-- start of RECORDED INFORMATION --
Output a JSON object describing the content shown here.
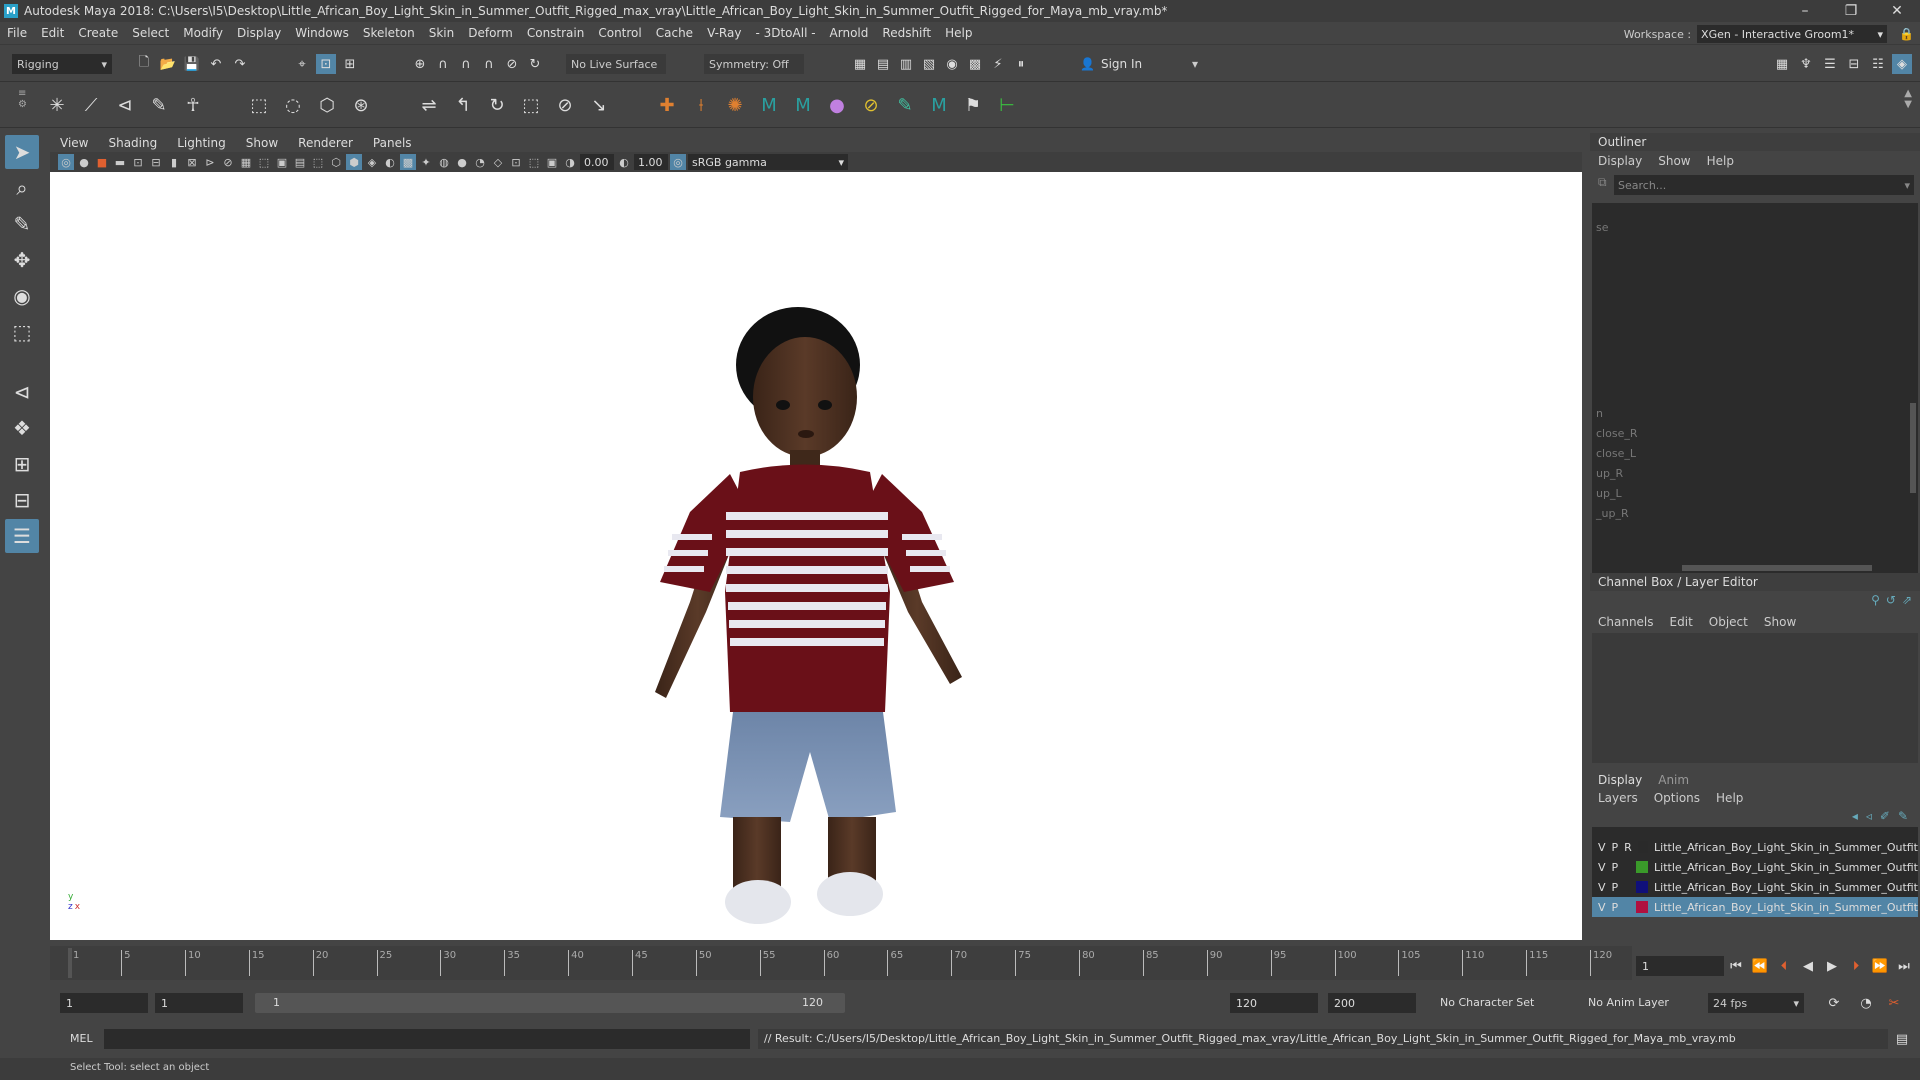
{
  "title": "Autodesk Maya 2018: C:\\Users\\I5\\Desktop\\Little_African_Boy_Light_Skin_in_Summer_Outfit_Rigged_max_vray\\Little_African_Boy_Light_Skin_in_Summer_Outfit_Rigged_for_Maya_mb_vray.mb*",
  "window_controls": {
    "minimize": "–",
    "restore": "❐",
    "close": "✕"
  },
  "menu": [
    "File",
    "Edit",
    "Create",
    "Select",
    "Modify",
    "Display",
    "Windows",
    "Skeleton",
    "Skin",
    "Deform",
    "Constrain",
    "Control",
    "Cache",
    "V-Ray",
    "- 3DtoAll -",
    "Arnold",
    "Redshift",
    "Help"
  ],
  "workspace": {
    "label": "Workspace :",
    "value": "XGen - Interactive Groom1*"
  },
  "status": {
    "mode": "Rigging",
    "live_surface": "No Live Surface",
    "symmetry": "Symmetry: Off",
    "sign_in": "Sign In"
  },
  "panel_menu": [
    "View",
    "Shading",
    "Lighting",
    "Show",
    "Renderer",
    "Panels"
  ],
  "panel_tools": {
    "exposure": "0.00",
    "gamma": "1.00",
    "color_space": "sRGB gamma"
  },
  "outliner": {
    "title": "Outliner",
    "menu": [
      "Display",
      "Show",
      "Help"
    ],
    "search_placeholder": "Search...",
    "items": [
      "se",
      "n",
      "close_R",
      "close_L",
      "up_R",
      "up_L",
      "_up_R"
    ]
  },
  "channel_box": {
    "title": "Channel Box / Layer Editor",
    "menu": [
      "Channels",
      "Edit",
      "Object",
      "Show"
    ]
  },
  "layer_editor": {
    "tabs": [
      "Display",
      "Anim"
    ],
    "menu": [
      "Layers",
      "Options",
      "Help"
    ],
    "layers": [
      {
        "v": "V",
        "p": "P",
        "r": "R",
        "name": "Little_African_Boy_Light_Skin_in_Summer_Outfit",
        "color": "#2a2a2a"
      },
      {
        "v": "V",
        "p": "P",
        "r": "",
        "name": "Little_African_Boy_Light_Skin_in_Summer_Outfit",
        "color": "#3a9a2a"
      },
      {
        "v": "V",
        "p": "P",
        "r": "",
        "name": "Little_African_Boy_Light_Skin_in_Summer_Outfit",
        "color": "#10107a"
      },
      {
        "v": "V",
        "p": "P",
        "r": "",
        "name": "Little_African_Boy_Light_Skin_in_Summer_Outfit",
        "color": "#b01040"
      }
    ]
  },
  "timeline": {
    "ticks": [
      "1",
      "5",
      "10",
      "15",
      "20",
      "25",
      "30",
      "35",
      "40",
      "45",
      "50",
      "55",
      "60",
      "65",
      "70",
      "75",
      "80",
      "85",
      "90",
      "95",
      "100",
      "105",
      "110",
      "115",
      "120"
    ],
    "current_frame": "1"
  },
  "range": {
    "start": "1",
    "playback_start": "1",
    "slider_start": "1",
    "slider_end": "120",
    "playback_end": "120",
    "end": "200",
    "character_set": "No Character Set",
    "anim_layer": "No Anim Layer",
    "fps": "24 fps"
  },
  "command": {
    "lang": "MEL",
    "result": "// Result: C:/Users/I5/Desktop/Little_African_Boy_Light_Skin_in_Summer_Outfit_Rigged_max_vray/Little_African_Boy_Light_Skin_in_Summer_Outfit_Rigged_for_Maya_mb_vray.mb"
  },
  "help_line": "Select Tool: select an object",
  "axis": {
    "y": "y",
    "x": "x",
    "z": "z"
  }
}
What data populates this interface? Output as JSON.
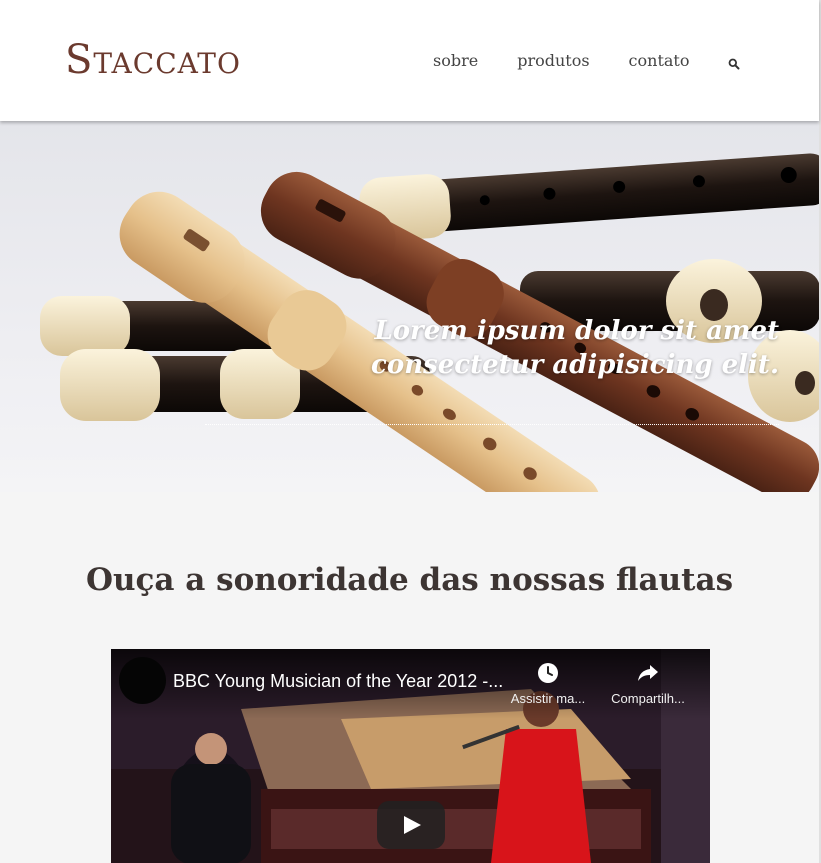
{
  "header": {
    "logo": "Staccato",
    "nav": [
      "sobre",
      "produtos",
      "contato"
    ],
    "search_icon": "search-icon"
  },
  "hero": {
    "quote": "Lorem ipsum dolor sit amet consectetur adipisicing elit."
  },
  "main": {
    "title": "Ouça a sonoridade das nossas flautas",
    "video": {
      "title": "BBC Young Musician of the Year 2012 -...",
      "watch_later_label": "Assistir ma...",
      "share_label": "Compartilh...",
      "watch_later_icon": "clock-icon",
      "share_icon": "share-arrow-icon",
      "play_icon": "play-icon"
    }
  },
  "colors": {
    "brand": "#6b3a2e",
    "nav_text": "#444444",
    "title_text": "#3d3533"
  }
}
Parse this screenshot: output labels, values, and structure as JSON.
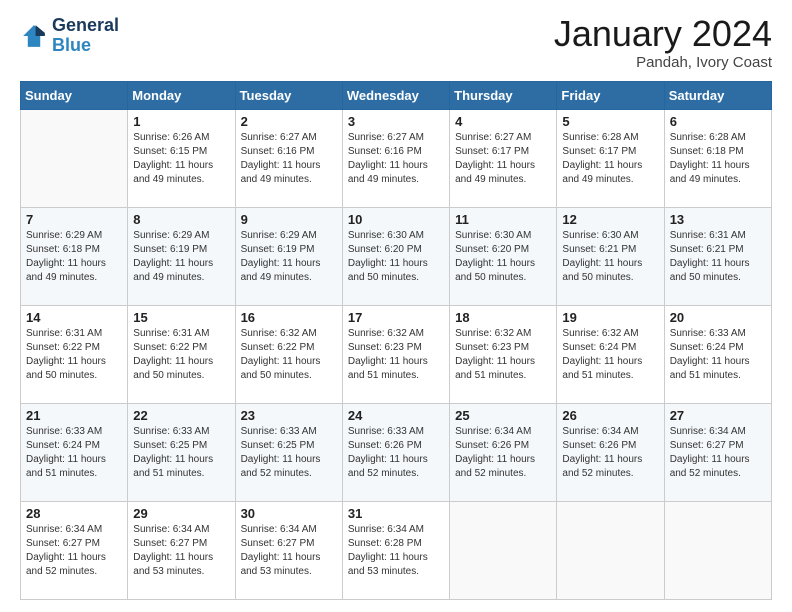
-- end of RECORDED INFORMATION --
### WORK REQUIRED
Find the word "JSON" in the data and show each line that holds it.

### ANSWER TO THIS PROBLEM
Output a JSON object describing the content shown here.
What data populates this interface? Output as JSON.
Parse this screenshot: output labels, values, and structure as JSON.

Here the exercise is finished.